Identify the lines bearing the string "legend" and gather them.

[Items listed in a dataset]
--- Start ---
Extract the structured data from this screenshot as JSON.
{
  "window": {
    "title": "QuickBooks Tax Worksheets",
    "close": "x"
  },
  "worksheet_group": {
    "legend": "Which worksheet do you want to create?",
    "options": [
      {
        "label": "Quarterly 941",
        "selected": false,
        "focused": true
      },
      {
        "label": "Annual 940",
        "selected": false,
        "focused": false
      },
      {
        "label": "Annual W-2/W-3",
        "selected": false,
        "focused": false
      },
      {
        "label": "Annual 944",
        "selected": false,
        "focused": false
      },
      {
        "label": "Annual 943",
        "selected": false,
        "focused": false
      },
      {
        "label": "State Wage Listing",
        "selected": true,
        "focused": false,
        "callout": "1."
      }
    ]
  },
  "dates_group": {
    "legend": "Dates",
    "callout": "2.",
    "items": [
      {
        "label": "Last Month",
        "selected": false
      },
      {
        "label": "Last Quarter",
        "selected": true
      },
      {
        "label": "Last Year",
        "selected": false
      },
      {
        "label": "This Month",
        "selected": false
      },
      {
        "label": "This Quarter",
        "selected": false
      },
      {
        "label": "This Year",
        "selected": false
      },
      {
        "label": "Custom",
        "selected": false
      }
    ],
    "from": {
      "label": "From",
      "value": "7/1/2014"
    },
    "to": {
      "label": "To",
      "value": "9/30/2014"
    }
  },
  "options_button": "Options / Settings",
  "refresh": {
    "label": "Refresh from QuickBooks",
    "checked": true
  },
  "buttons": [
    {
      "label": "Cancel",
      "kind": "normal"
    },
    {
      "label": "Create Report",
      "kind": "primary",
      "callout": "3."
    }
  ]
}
--- End ---
_WRITTEN ANSWER_
    "legend": "Which worksheet do you want to create?",
    "legend": "Dates",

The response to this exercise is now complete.